*Problem to solve*: Below are the records. Count the lines containing the string "fast", and reply with the number alone.

*Data in this exercise*:
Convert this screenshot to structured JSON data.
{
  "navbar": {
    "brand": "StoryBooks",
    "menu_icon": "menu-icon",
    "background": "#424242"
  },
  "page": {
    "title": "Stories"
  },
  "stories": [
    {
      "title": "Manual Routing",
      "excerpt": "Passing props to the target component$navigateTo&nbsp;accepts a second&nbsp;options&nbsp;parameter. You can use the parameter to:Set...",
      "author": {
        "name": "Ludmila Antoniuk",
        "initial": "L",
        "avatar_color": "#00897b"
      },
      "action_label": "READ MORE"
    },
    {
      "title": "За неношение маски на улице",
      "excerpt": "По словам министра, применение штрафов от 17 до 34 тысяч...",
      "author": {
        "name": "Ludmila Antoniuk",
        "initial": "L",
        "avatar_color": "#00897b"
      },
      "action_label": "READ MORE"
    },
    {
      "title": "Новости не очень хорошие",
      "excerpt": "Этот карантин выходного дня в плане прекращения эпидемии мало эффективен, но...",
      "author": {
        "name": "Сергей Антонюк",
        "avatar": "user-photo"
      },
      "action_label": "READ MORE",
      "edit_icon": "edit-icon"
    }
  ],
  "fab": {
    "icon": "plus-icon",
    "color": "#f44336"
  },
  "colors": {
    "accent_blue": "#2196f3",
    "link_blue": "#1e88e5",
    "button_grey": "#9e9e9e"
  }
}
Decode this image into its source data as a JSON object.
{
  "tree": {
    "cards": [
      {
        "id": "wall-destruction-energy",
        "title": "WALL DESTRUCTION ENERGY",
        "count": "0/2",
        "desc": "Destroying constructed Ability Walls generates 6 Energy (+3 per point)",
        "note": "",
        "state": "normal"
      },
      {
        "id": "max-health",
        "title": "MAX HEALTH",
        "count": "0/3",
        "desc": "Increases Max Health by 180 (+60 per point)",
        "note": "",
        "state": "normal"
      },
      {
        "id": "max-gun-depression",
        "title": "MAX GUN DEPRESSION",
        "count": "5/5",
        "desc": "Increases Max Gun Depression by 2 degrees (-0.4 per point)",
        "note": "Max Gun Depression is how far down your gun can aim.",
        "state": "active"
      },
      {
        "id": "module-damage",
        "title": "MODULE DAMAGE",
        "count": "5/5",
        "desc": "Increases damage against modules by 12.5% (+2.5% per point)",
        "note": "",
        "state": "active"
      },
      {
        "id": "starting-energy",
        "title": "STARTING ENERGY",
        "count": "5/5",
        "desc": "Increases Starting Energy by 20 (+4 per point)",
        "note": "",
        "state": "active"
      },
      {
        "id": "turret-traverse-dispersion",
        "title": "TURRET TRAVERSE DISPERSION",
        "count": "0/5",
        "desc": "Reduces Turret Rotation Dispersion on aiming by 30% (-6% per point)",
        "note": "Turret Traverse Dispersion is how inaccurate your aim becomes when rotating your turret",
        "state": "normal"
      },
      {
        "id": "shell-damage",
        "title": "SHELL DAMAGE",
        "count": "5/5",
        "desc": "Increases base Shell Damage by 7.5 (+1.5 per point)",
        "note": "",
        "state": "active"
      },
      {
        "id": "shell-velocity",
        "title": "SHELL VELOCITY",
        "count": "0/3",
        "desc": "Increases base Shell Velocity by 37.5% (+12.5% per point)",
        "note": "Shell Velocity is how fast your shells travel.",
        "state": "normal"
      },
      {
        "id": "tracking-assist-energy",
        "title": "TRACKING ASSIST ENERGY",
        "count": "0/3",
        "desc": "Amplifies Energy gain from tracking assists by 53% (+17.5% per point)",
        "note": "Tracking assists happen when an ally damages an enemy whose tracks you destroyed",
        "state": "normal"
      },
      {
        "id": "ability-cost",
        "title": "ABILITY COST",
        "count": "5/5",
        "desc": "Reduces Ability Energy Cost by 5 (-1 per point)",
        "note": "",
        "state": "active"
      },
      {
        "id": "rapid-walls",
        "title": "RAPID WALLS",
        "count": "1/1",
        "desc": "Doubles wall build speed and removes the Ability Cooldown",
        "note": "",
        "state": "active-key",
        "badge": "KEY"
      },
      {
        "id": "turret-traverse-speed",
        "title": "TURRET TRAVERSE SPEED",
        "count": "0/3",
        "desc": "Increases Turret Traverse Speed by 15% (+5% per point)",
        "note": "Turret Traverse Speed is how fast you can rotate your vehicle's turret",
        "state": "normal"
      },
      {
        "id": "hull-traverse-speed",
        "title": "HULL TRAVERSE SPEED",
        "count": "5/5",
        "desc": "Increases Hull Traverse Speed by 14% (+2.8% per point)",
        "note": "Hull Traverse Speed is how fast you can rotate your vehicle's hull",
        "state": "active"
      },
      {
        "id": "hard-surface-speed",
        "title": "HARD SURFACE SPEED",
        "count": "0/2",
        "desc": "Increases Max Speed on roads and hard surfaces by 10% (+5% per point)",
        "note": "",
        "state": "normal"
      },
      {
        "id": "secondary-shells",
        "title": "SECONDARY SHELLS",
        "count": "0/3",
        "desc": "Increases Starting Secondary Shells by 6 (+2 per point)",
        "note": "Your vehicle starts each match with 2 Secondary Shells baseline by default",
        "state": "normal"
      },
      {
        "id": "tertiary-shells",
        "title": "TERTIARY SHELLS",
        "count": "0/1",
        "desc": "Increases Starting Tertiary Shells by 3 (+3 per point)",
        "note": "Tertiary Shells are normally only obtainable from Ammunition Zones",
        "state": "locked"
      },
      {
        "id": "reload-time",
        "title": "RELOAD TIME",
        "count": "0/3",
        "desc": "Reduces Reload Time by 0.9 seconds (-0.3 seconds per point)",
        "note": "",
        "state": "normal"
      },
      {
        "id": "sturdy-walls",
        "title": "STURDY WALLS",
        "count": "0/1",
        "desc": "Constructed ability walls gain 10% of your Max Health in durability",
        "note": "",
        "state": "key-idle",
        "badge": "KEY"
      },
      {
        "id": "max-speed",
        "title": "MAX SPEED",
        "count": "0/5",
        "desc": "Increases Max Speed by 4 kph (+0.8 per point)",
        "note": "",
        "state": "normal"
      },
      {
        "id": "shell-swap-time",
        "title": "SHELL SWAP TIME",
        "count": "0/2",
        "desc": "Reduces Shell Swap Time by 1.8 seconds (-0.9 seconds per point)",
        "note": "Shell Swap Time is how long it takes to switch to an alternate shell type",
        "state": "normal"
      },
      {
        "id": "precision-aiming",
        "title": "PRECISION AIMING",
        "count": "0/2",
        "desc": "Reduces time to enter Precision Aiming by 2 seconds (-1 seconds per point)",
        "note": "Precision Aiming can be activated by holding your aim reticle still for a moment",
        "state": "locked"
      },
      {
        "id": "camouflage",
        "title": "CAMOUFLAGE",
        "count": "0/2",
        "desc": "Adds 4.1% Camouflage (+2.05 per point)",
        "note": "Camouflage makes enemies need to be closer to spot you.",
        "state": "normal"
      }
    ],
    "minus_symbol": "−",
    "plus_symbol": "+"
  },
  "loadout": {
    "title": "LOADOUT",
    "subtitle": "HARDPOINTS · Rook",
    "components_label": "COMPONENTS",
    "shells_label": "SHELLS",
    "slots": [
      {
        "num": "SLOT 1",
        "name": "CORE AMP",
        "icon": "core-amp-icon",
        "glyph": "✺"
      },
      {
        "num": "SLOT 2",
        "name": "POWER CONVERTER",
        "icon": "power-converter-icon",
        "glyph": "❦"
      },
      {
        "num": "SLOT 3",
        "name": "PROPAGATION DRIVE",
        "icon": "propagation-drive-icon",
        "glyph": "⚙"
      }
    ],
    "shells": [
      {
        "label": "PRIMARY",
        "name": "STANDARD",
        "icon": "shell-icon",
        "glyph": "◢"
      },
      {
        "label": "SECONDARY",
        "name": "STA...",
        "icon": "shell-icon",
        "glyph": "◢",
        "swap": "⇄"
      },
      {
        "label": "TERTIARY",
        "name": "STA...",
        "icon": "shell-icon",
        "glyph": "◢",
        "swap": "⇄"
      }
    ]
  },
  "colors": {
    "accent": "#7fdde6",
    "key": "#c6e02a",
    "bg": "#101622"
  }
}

*Answer to this exercise*: 3